▶ **Directions**
Go through the material below and copy each line where the word "four" appears.

▶ **Data entries**

****

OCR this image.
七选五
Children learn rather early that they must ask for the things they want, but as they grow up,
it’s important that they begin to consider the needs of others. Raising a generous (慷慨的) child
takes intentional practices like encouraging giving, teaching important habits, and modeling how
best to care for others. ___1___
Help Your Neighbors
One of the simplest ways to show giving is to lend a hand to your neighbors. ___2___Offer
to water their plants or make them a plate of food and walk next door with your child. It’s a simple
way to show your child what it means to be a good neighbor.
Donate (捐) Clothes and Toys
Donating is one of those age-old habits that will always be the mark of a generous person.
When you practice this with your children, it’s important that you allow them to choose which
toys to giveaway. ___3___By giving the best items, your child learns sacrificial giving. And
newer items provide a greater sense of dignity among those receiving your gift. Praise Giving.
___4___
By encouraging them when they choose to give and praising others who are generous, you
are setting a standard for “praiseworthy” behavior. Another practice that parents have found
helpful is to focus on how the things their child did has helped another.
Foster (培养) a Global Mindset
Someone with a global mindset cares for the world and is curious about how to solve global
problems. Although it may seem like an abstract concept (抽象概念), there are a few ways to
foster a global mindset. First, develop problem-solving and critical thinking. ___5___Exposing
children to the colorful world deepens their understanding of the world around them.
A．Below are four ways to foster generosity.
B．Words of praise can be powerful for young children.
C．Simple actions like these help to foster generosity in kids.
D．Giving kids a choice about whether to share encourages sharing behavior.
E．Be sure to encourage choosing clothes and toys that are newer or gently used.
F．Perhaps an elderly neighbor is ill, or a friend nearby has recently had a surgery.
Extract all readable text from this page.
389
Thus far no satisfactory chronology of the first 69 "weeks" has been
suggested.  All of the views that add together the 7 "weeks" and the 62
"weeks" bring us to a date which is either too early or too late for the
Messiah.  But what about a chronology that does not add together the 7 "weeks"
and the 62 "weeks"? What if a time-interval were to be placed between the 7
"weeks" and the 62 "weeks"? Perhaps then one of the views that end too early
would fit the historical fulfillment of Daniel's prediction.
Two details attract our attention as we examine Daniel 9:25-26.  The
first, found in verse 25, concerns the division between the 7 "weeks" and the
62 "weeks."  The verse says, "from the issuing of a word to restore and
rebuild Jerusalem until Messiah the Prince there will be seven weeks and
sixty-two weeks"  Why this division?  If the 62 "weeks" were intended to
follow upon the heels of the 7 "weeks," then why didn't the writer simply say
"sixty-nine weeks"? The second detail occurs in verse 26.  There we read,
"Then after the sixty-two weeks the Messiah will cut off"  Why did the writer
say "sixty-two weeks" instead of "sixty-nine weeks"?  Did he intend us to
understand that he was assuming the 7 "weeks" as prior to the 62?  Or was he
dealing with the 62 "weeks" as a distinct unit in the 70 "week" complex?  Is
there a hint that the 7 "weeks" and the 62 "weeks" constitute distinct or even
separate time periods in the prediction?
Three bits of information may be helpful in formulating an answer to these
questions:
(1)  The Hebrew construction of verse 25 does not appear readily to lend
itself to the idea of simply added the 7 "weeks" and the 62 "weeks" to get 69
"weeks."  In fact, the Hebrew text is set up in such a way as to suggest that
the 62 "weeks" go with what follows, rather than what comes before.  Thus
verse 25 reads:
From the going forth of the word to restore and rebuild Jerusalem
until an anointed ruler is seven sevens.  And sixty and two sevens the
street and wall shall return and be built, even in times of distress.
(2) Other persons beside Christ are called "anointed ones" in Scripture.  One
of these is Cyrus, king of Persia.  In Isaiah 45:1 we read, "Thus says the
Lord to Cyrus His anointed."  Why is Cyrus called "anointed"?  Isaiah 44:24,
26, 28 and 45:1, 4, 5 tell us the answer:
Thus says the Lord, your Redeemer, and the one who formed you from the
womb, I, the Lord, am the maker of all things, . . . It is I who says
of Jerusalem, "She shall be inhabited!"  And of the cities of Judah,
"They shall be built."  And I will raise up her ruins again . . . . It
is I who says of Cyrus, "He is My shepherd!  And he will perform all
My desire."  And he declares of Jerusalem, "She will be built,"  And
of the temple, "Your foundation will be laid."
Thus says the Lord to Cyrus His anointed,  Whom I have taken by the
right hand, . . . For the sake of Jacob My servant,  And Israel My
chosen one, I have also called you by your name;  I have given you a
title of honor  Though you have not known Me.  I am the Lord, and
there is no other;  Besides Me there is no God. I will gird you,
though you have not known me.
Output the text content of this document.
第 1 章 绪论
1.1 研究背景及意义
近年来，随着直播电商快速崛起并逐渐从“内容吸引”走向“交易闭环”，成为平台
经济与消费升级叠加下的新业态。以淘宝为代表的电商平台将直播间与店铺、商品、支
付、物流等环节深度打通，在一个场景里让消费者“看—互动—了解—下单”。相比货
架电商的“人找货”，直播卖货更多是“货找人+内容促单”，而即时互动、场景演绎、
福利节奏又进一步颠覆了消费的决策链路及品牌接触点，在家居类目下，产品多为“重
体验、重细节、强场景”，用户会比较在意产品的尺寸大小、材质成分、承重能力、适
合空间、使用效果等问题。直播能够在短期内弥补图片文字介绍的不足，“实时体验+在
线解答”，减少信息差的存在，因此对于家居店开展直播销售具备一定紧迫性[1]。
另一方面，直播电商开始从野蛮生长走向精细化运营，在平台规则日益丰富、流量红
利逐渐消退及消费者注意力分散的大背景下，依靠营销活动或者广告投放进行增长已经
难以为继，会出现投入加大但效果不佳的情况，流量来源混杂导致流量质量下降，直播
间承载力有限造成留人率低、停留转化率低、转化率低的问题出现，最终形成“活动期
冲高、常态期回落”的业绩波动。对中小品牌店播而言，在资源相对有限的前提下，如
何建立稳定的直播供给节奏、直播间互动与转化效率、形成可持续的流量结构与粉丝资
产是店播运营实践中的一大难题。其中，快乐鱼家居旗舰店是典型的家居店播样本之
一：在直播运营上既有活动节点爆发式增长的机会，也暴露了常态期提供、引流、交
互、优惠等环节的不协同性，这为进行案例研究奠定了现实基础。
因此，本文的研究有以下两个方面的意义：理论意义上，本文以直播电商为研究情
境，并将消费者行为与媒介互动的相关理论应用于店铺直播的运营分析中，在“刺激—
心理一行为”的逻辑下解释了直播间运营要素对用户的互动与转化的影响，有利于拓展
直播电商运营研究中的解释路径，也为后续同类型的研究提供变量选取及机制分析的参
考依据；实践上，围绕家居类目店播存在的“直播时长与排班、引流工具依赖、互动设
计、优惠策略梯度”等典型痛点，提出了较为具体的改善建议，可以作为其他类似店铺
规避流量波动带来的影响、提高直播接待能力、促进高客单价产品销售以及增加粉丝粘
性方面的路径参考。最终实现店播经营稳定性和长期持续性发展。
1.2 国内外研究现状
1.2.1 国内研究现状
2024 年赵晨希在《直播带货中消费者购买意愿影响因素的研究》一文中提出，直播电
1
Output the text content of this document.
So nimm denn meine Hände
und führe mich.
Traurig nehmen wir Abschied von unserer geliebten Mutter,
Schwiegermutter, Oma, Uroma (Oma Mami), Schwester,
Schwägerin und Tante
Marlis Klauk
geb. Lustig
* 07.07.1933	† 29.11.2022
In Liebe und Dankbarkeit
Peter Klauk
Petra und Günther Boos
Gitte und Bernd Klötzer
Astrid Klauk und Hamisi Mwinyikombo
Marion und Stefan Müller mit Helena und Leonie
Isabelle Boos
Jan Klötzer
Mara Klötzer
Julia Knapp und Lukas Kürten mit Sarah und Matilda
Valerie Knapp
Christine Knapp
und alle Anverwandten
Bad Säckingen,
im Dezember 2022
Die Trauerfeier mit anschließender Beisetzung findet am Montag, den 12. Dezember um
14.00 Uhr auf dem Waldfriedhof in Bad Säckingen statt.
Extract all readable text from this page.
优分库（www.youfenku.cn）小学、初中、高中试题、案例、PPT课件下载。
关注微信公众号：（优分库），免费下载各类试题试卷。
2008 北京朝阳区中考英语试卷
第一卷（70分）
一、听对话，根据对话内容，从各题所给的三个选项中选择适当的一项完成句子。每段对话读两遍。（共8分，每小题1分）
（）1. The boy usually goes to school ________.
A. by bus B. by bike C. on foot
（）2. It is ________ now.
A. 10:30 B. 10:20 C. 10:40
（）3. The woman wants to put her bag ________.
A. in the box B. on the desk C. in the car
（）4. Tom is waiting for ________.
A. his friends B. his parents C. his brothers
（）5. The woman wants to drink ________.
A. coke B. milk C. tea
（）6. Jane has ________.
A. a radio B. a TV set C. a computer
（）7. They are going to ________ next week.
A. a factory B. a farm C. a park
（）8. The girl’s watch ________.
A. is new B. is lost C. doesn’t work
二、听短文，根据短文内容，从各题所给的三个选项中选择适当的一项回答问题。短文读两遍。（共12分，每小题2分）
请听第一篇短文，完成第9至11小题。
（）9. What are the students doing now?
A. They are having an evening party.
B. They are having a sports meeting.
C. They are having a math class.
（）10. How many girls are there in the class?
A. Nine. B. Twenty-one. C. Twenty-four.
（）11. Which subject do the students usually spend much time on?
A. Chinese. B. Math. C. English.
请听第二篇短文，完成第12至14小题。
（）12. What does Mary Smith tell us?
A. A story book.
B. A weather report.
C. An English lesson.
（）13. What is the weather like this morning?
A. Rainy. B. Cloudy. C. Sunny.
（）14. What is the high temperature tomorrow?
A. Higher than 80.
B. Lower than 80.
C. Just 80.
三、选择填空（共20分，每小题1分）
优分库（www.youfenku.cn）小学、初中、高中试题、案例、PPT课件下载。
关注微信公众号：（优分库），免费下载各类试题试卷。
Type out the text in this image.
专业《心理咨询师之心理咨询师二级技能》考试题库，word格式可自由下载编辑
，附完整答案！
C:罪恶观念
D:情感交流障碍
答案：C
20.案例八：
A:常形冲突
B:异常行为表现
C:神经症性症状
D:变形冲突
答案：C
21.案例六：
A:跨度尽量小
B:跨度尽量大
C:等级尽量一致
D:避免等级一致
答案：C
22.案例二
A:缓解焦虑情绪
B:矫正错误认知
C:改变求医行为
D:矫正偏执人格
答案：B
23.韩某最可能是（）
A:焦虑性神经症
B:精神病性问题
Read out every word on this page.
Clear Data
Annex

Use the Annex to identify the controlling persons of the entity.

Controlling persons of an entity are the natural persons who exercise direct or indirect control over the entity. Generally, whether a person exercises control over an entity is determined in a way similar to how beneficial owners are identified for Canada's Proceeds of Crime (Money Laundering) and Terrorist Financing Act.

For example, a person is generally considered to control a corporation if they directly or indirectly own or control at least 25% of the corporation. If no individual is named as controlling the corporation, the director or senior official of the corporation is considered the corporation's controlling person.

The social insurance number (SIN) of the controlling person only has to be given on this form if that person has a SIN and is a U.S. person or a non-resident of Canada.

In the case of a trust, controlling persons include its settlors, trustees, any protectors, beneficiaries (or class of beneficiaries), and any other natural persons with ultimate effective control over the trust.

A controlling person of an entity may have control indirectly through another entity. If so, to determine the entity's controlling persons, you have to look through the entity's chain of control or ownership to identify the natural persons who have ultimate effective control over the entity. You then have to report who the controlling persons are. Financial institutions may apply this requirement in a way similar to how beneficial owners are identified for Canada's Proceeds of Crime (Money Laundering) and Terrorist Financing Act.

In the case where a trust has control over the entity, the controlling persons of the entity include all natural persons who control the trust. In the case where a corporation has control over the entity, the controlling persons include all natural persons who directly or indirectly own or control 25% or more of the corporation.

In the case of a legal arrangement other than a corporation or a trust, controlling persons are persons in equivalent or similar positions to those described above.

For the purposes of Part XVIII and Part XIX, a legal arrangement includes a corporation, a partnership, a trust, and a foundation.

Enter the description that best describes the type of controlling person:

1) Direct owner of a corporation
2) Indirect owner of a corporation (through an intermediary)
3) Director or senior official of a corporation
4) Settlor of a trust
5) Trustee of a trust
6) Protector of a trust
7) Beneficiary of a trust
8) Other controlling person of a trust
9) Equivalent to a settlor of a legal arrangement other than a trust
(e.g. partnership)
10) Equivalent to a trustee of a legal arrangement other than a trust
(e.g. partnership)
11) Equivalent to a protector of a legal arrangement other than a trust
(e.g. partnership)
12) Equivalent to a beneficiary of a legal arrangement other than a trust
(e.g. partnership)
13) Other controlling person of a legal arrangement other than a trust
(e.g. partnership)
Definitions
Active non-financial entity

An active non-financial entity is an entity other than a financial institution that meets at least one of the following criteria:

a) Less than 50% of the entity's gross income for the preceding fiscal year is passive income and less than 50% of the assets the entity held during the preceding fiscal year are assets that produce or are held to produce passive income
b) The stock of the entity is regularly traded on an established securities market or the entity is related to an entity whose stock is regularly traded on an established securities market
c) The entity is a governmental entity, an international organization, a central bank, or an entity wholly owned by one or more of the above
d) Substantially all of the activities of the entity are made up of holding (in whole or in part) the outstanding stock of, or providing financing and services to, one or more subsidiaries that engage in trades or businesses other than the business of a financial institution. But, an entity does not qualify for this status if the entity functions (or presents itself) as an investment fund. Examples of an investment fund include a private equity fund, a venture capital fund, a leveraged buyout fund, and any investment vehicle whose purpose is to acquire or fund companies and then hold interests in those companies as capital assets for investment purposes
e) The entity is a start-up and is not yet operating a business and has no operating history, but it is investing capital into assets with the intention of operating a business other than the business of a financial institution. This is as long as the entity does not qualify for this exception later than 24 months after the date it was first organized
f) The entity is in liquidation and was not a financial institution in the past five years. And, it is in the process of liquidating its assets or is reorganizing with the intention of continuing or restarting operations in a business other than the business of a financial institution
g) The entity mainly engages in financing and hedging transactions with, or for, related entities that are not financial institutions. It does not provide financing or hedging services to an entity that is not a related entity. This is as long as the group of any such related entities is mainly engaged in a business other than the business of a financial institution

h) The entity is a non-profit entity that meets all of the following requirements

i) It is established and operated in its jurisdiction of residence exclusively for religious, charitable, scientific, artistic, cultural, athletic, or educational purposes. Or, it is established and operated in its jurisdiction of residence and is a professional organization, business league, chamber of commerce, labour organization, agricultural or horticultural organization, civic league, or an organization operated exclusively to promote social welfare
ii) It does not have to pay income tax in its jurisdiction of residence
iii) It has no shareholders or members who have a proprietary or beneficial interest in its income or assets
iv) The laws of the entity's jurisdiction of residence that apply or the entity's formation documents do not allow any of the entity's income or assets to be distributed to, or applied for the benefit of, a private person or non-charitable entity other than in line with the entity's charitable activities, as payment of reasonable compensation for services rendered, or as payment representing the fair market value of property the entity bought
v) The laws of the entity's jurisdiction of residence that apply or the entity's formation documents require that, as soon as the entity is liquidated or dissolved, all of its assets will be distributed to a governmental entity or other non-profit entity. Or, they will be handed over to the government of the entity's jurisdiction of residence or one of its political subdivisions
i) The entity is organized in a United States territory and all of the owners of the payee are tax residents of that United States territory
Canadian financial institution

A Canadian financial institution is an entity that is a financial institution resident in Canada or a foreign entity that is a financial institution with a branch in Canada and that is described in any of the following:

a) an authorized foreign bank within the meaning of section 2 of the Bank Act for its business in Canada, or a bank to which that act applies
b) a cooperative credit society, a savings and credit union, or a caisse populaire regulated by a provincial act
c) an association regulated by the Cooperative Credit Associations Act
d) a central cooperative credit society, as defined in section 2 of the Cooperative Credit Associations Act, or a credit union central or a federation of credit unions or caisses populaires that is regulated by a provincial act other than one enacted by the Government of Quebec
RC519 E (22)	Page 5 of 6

****

▶ **Exercise response**
A．Below are four ways to foster generosity.
A. Nine. B. Twenty-one. C. Twenty-four.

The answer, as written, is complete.